▸ **Task directions**
Please output every line of the material as it stands, without the pictures.

Recorded data
___
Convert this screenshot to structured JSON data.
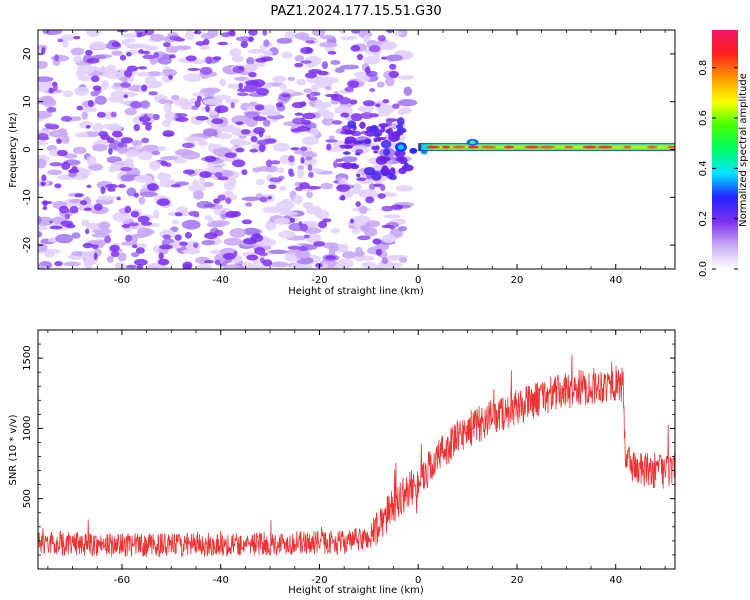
{
  "title": "PAZ1.2024.177.15.51.G30",
  "chart_data": [
    {
      "type": "heatmap",
      "xlabel": "Height of straight line (km)",
      "ylabel": "Frequency (Hz)",
      "xlim": [
        -77,
        52
      ],
      "ylim": [
        -25,
        25
      ],
      "x_ticks": [
        -60,
        -40,
        -20,
        0,
        20,
        40
      ],
      "y_ticks": [
        -20,
        -10,
        0,
        10,
        20
      ],
      "grid": false,
      "noise_region_x": [
        -77,
        0
      ],
      "signal_line": {
        "frequency": 0.5,
        "x_start": 0,
        "x_end": 52
      },
      "colorbar": {
        "label": "Normalized spectral amplitude",
        "range": [
          0,
          0.95
        ],
        "ticks": [
          0.0,
          0.2,
          0.4,
          0.6,
          0.8
        ],
        "colormap": [
          "#ffffff",
          "#c9a9f5",
          "#7b2ff0",
          "#2222ff",
          "#00e5ff",
          "#00ff66",
          "#44ff00",
          "#ffff00",
          "#ff9900",
          "#ff1f1f",
          "#f01869"
        ]
      }
    },
    {
      "type": "line",
      "xlabel": "Height of straight line (km)",
      "ylabel": "SNR (10 * v/v)",
      "xlim": [
        -77,
        52
      ],
      "ylim": [
        0,
        1700
      ],
      "x_ticks": [
        -60,
        -40,
        -20,
        0,
        20,
        40
      ],
      "y_ticks": [
        500,
        1000,
        1500
      ],
      "grid": false,
      "color": "#ee3333",
      "series": [
        {
          "x": [
            -77,
            -70,
            -60,
            -50,
            -40,
            -30,
            -20,
            -15,
            -10,
            -8,
            -5,
            0,
            5,
            10,
            15,
            20,
            25,
            30,
            35,
            40,
            41.5,
            42,
            45,
            50,
            52
          ],
          "values": [
            180,
            180,
            170,
            170,
            175,
            180,
            190,
            190,
            220,
            300,
            460,
            620,
            840,
            990,
            1080,
            1150,
            1220,
            1270,
            1300,
            1320,
            1300,
            780,
            700,
            700,
            700
          ]
        }
      ]
    }
  ]
}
___
▸ **Written response**
Convert this screenshot to structured JSON data.
{
  "title": "PAZ1.2024.177.15.51.G30",
  "chart_data": [
    {
      "type": "heatmap",
      "xlabel": "Height of straight line (km)",
      "ylabel": "Frequency (Hz)",
      "xlim": [
        -77,
        52
      ],
      "ylim": [
        -25,
        25
      ],
      "x_ticks": [
        -60,
        -40,
        -20,
        0,
        20,
        40
      ],
      "y_ticks": [
        -20,
        -10,
        0,
        10,
        20
      ],
      "grid": false,
      "noise_region_x": [
        -77,
        0
      ],
      "signal_line": {
        "frequency": 0.5,
        "x_start": 0,
        "x_end": 52
      },
      "colorbar": {
        "label": "Normalized spectral amplitude",
        "range": [
          0,
          0.95
        ],
        "ticks": [
          0.0,
          0.2,
          0.4,
          0.6,
          0.8
        ],
        "colormap": [
          "#ffffff",
          "#c9a9f5",
          "#7b2ff0",
          "#2222ff",
          "#00e5ff",
          "#00ff66",
          "#44ff00",
          "#ffff00",
          "#ff9900",
          "#ff1f1f",
          "#f01869"
        ]
      }
    },
    {
      "type": "line",
      "xlabel": "Height of straight line (km)",
      "ylabel": "SNR (10 * v/v)",
      "xlim": [
        -77,
        52
      ],
      "ylim": [
        0,
        1700
      ],
      "x_ticks": [
        -60,
        -40,
        -20,
        0,
        20,
        40
      ],
      "y_ticks": [
        500,
        1000,
        1500
      ],
      "grid": false,
      "color": "#ee3333",
      "series": [
        {
          "x": [
            -77,
            -70,
            -60,
            -50,
            -40,
            -30,
            -20,
            -15,
            -10,
            -8,
            -5,
            0,
            5,
            10,
            15,
            20,
            25,
            30,
            35,
            40,
            41.5,
            42,
            45,
            50,
            52
          ],
          "values": [
            180,
            180,
            170,
            170,
            175,
            180,
            190,
            190,
            220,
            300,
            460,
            620,
            840,
            990,
            1080,
            1150,
            1220,
            1270,
            1300,
            1320,
            1300,
            780,
            700,
            700,
            700
          ]
        }
      ]
    }
  ]
}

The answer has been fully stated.